Write the records out again exactly, leaving no images in.

◆ ◆ ◆ ◆ ◆ ◆ ◆

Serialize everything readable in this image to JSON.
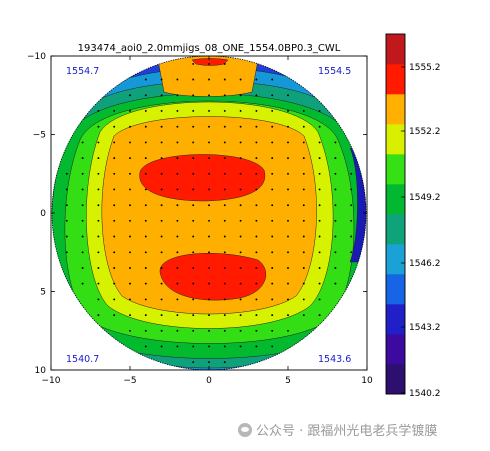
{
  "chart_data": {
    "type": "heatmap",
    "title": "193474_aoi0_2.0mmjigs_08_ONE_1554.0BP0.3_CWL",
    "xlim": [
      -10,
      10
    ],
    "ylim": [
      -10,
      10
    ],
    "y_axis_inverted": true,
    "x_ticks": [
      "−10",
      "−5",
      "0",
      "5",
      "10"
    ],
    "y_ticks": [
      "−10",
      "−5",
      "0",
      "5",
      "10"
    ],
    "corner_values": {
      "top_left": "1554.7",
      "top_right": "1554.5",
      "bottom_left": "1540.7",
      "bottom_right": "1543.6"
    },
    "colorbar": {
      "labels": [
        "1555.2",
        "1552.2",
        "1549.2",
        "1546.2",
        "1543.2",
        "1540.2"
      ],
      "colors": [
        "#2c0f6e",
        "#3d0aa0",
        "#2020c8",
        "#1565e6",
        "#1aa2d6",
        "#0fa37a",
        "#02b830",
        "#35e015",
        "#d8f000",
        "#ffb000",
        "#ff1a00",
        "#c0181c"
      ]
    },
    "hotspots": [
      {
        "name": "upper-peak",
        "center": [
          -1.5,
          -2.5
        ]
      },
      {
        "name": "lower-peak",
        "center": [
          0.5,
          4.0
        ]
      }
    ]
  },
  "watermark": {
    "text": "公众号 · 跟福州光电老兵学镀膜"
  }
}
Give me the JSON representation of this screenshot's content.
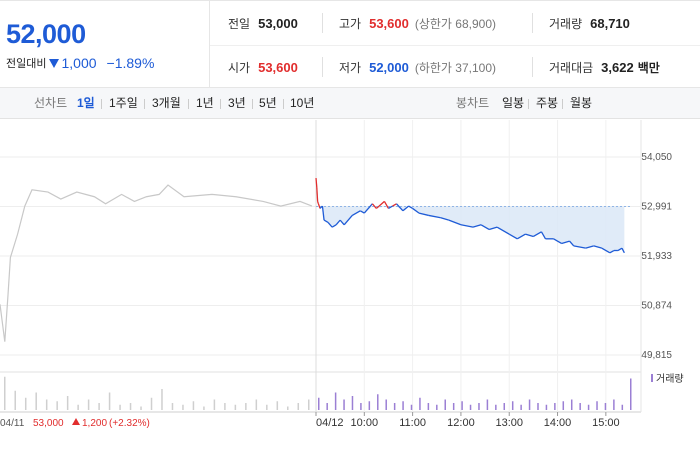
{
  "quote": {
    "price": "52,000",
    "change_label": "전일대비",
    "change_value": "1,000",
    "change_percent": "−1.89%",
    "prev_close": {
      "label": "전일",
      "value": "53,000"
    },
    "high": {
      "label": "고가",
      "value": "53,600",
      "limit_text": "(상한가 68,900)"
    },
    "volume": {
      "label": "거래량",
      "value": "68,710"
    },
    "open": {
      "label": "시가",
      "value": "53,600"
    },
    "low": {
      "label": "저가",
      "value": "52,000",
      "limit_text": "(하한가 37,100)"
    },
    "trade_value": {
      "label": "거래대금",
      "value": "3,622",
      "unit": "백만"
    }
  },
  "line_chart_tabs": {
    "label": "선차트",
    "tabs": [
      "1일",
      "1주일",
      "3개월",
      "1년",
      "3년",
      "5년",
      "10년"
    ],
    "active": "1일"
  },
  "candle_chart_tabs": {
    "label": "봉차트",
    "tabs": [
      "일봉",
      "주봉",
      "월봉"
    ]
  },
  "chart_footer": {
    "prev_date": "04/11",
    "prev_price": "53,000",
    "prev_change": "1,200",
    "prev_change_pct": "(+2.32%)"
  },
  "volume_legend": "거래량",
  "colors": {
    "up": "#e12d2d",
    "down": "#1e5bd6",
    "prev_day_line": "#c8c8c8",
    "volume_bar": "#9b7fd4",
    "fill_area": "#dbe8f7"
  },
  "chart_data": {
    "type": "line",
    "y_ticks": [
      "54,050",
      "52,991",
      "51,933",
      "50,874",
      "49,815"
    ],
    "ylim": [
      49815,
      54050
    ],
    "x_ticks": [
      "04/12",
      "10:00",
      "11:00",
      "12:00",
      "13:00",
      "14:00",
      "15:00"
    ],
    "reference_price": 52991,
    "previous_day": {
      "x": [
        "09:00",
        "09:06",
        "09:10",
        "09:13",
        "09:22",
        "09:31",
        "09:40",
        "10:00",
        "10:16",
        "10:36",
        "10:58",
        "11:12",
        "11:32",
        "11:48",
        "12:03",
        "12:19",
        "12:30",
        "12:50",
        "13:25",
        "13:55",
        "14:29",
        "14:51",
        "15:15",
        "15:30"
      ],
      "values": [
        50900,
        50100,
        51100,
        51900,
        52400,
        53000,
        53350,
        53300,
        53150,
        53300,
        53200,
        53050,
        53250,
        53100,
        53200,
        53250,
        53450,
        53200,
        53250,
        53200,
        53100,
        53000,
        53100,
        53000
      ]
    },
    "today": {
      "x": [
        "09:00",
        "09:01",
        "09:02",
        "09:03",
        "09:05",
        "09:08",
        "09:10",
        "09:15",
        "09:20",
        "09:25",
        "09:30",
        "09:35",
        "09:45",
        "09:55",
        "10:00",
        "10:10",
        "10:15",
        "10:25",
        "10:30",
        "10:35",
        "10:40",
        "10:48",
        "10:55",
        "11:00",
        "11:08",
        "11:20",
        "11:35",
        "11:45",
        "12:00",
        "12:15",
        "12:25",
        "12:35",
        "12:45",
        "13:00",
        "13:10",
        "13:20",
        "13:30",
        "13:40",
        "13:45",
        "13:55",
        "14:05",
        "14:15",
        "14:20",
        "14:35",
        "14:45",
        "14:55",
        "15:05",
        "15:10",
        "15:15",
        "15:20",
        "15:23"
      ],
      "values": [
        53600,
        53400,
        53100,
        53050,
        52950,
        53000,
        52700,
        52650,
        52550,
        52600,
        52700,
        52600,
        52800,
        52900,
        52850,
        53050,
        52950,
        53100,
        52950,
        53000,
        53050,
        52900,
        53000,
        52950,
        52850,
        52800,
        52750,
        52700,
        52600,
        52550,
        52600,
        52500,
        52550,
        52400,
        52300,
        52400,
        52350,
        52450,
        52300,
        52300,
        52200,
        52250,
        52150,
        52100,
        52150,
        52100,
        52000,
        52050,
        52050,
        52100,
        52000
      ]
    },
    "volume": {
      "previous_day_levels": [
        0.95,
        0.55,
        0.35,
        0.5,
        0.3,
        0.25,
        0.4,
        0.15,
        0.3,
        0.2,
        0.5,
        0.15,
        0.2,
        0.1,
        0.35,
        0.6,
        0.2,
        0.15,
        0.25,
        0.1,
        0.3,
        0.2,
        0.15,
        0.2,
        0.3,
        0.15,
        0.25,
        0.1,
        0.2,
        0.3
      ],
      "today_levels": [
        0.35,
        0.2,
        0.5,
        0.3,
        0.4,
        0.2,
        0.25,
        0.45,
        0.3,
        0.2,
        0.25,
        0.15,
        0.35,
        0.2,
        0.15,
        0.3,
        0.2,
        0.25,
        0.15,
        0.2,
        0.3,
        0.15,
        0.2,
        0.25,
        0.15,
        0.3,
        0.2,
        0.15,
        0.2,
        0.25,
        0.3,
        0.2,
        0.15,
        0.25,
        0.2,
        0.3,
        0.15,
        0.9
      ]
    }
  }
}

◆ ◆ ◆ ◆ ◆ ◆ ◆

REPLY
Serialize everything readable in this image to JSON.
{
  "chart_data": {
    "type": "heatmap",
    "title": "193474_aoi0_2.0mmjigs_08_ONE_1554.0BP0.3_CWL",
    "xlim": [
      -10,
      10
    ],
    "ylim": [
      -10,
      10
    ],
    "y_axis_inverted": true,
    "x_ticks": [
      "−10",
      "−5",
      "0",
      "5",
      "10"
    ],
    "y_ticks": [
      "−10",
      "−5",
      "0",
      "5",
      "10"
    ],
    "corner_values": {
      "top_left": "1554.7",
      "top_right": "1554.5",
      "bottom_left": "1540.7",
      "bottom_right": "1543.6"
    },
    "colorbar": {
      "labels": [
        "1555.2",
        "1552.2",
        "1549.2",
        "1546.2",
        "1543.2",
        "1540.2"
      ],
      "colors": [
        "#2c0f6e",
        "#3d0aa0",
        "#2020c8",
        "#1565e6",
        "#1aa2d6",
        "#0fa37a",
        "#02b830",
        "#35e015",
        "#d8f000",
        "#ffb000",
        "#ff1a00",
        "#c0181c"
      ]
    },
    "hotspots": [
      {
        "name": "upper-peak",
        "center": [
          -1.5,
          -2.5
        ]
      },
      {
        "name": "lower-peak",
        "center": [
          0.5,
          4.0
        ]
      }
    ]
  },
  "watermark": {
    "text": "公众号 · 跟福州光电老兵学镀膜"
  }
}
Give me the JSON representation of this screenshot's content.
{
  "quote": {
    "price": "52,000",
    "change_label": "전일대비",
    "change_value": "1,000",
    "change_percent": "−1.89%",
    "prev_close": {
      "label": "전일",
      "value": "53,000"
    },
    "high": {
      "label": "고가",
      "value": "53,600",
      "limit_text": "(상한가 68,900)"
    },
    "volume": {
      "label": "거래량",
      "value": "68,710"
    },
    "open": {
      "label": "시가",
      "value": "53,600"
    },
    "low": {
      "label": "저가",
      "value": "52,000",
      "limit_text": "(하한가 37,100)"
    },
    "trade_value": {
      "label": "거래대금",
      "value": "3,622",
      "unit": "백만"
    }
  },
  "line_chart_tabs": {
    "label": "선차트",
    "tabs": [
      "1일",
      "1주일",
      "3개월",
      "1년",
      "3년",
      "5년",
      "10년"
    ],
    "active": "1일"
  },
  "candle_chart_tabs": {
    "label": "봉차트",
    "tabs": [
      "일봉",
      "주봉",
      "월봉"
    ]
  },
  "chart_footer": {
    "prev_date": "04/11",
    "prev_price": "53,000",
    "prev_change": "1,200",
    "prev_change_pct": "(+2.32%)"
  },
  "volume_legend": "거래량",
  "colors": {
    "up": "#e12d2d",
    "down": "#1e5bd6",
    "prev_day_line": "#c8c8c8",
    "volume_bar": "#9b7fd4",
    "fill_area": "#dbe8f7"
  },
  "chart_data": {
    "type": "line",
    "y_ticks": [
      "54,050",
      "52,991",
      "51,933",
      "50,874",
      "49,815"
    ],
    "ylim": [
      49815,
      54050
    ],
    "x_ticks": [
      "04/12",
      "10:00",
      "11:00",
      "12:00",
      "13:00",
      "14:00",
      "15:00"
    ],
    "reference_price": 52991,
    "previous_day": {
      "x": [
        "09:00",
        "09:06",
        "09:10",
        "09:13",
        "09:22",
        "09:31",
        "09:40",
        "10:00",
        "10:16",
        "10:36",
        "10:58",
        "11:12",
        "11:32",
        "11:48",
        "12:03",
        "12:19",
        "12:30",
        "12:50",
        "13:25",
        "13:55",
        "14:29",
        "14:51",
        "15:15",
        "15:30"
      ],
      "values": [
        50900,
        50100,
        51100,
        51900,
        52400,
        53000,
        53350,
        53300,
        53150,
        53300,
        53200,
        53050,
        53250,
        53100,
        53200,
        53250,
        53450,
        53200,
        53250,
        53200,
        53100,
        53000,
        53100,
        53000
      ]
    },
    "today": {
      "x": [
        "09:00",
        "09:01",
        "09:02",
        "09:03",
        "09:05",
        "09:08",
        "09:10",
        "09:15",
        "09:20",
        "09:25",
        "09:30",
        "09:35",
        "09:45",
        "09:55",
        "10:00",
        "10:10",
        "10:15",
        "10:25",
        "10:30",
        "10:35",
        "10:40",
        "10:48",
        "10:55",
        "11:00",
        "11:08",
        "11:20",
        "11:35",
        "11:45",
        "12:00",
        "12:15",
        "12:25",
        "12:35",
        "12:45",
        "13:00",
        "13:10",
        "13:20",
        "13:30",
        "13:40",
        "13:45",
        "13:55",
        "14:05",
        "14:15",
        "14:20",
        "14:35",
        "14:45",
        "14:55",
        "15:05",
        "15:10",
        "15:15",
        "15:20",
        "15:23"
      ],
      "values": [
        53600,
        53400,
        53100,
        53050,
        52950,
        53000,
        52700,
        52650,
        52550,
        52600,
        52700,
        52600,
        52800,
        52900,
        52850,
        53050,
        52950,
        53100,
        52950,
        53000,
        53050,
        52900,
        53000,
        52950,
        52850,
        52800,
        52750,
        52700,
        52600,
        52550,
        52600,
        52500,
        52550,
        52400,
        52300,
        52400,
        52350,
        52450,
        52300,
        52300,
        52200,
        52250,
        52150,
        52100,
        52150,
        52100,
        52000,
        52050,
        52050,
        52100,
        52000
      ]
    },
    "volume": {
      "previous_day_levels": [
        0.95,
        0.55,
        0.35,
        0.5,
        0.3,
        0.25,
        0.4,
        0.15,
        0.3,
        0.2,
        0.5,
        0.15,
        0.2,
        0.1,
        0.35,
        0.6,
        0.2,
        0.15,
        0.25,
        0.1,
        0.3,
        0.2,
        0.15,
        0.2,
        0.3,
        0.15,
        0.25,
        0.1,
        0.2,
        0.3
      ],
      "today_levels": [
        0.35,
        0.2,
        0.5,
        0.3,
        0.4,
        0.2,
        0.25,
        0.45,
        0.3,
        0.2,
        0.25,
        0.15,
        0.35,
        0.2,
        0.15,
        0.3,
        0.2,
        0.25,
        0.15,
        0.2,
        0.3,
        0.15,
        0.2,
        0.25,
        0.15,
        0.3,
        0.2,
        0.15,
        0.2,
        0.25,
        0.3,
        0.2,
        0.15,
        0.25,
        0.2,
        0.3,
        0.15,
        0.9
      ]
    }
  }
}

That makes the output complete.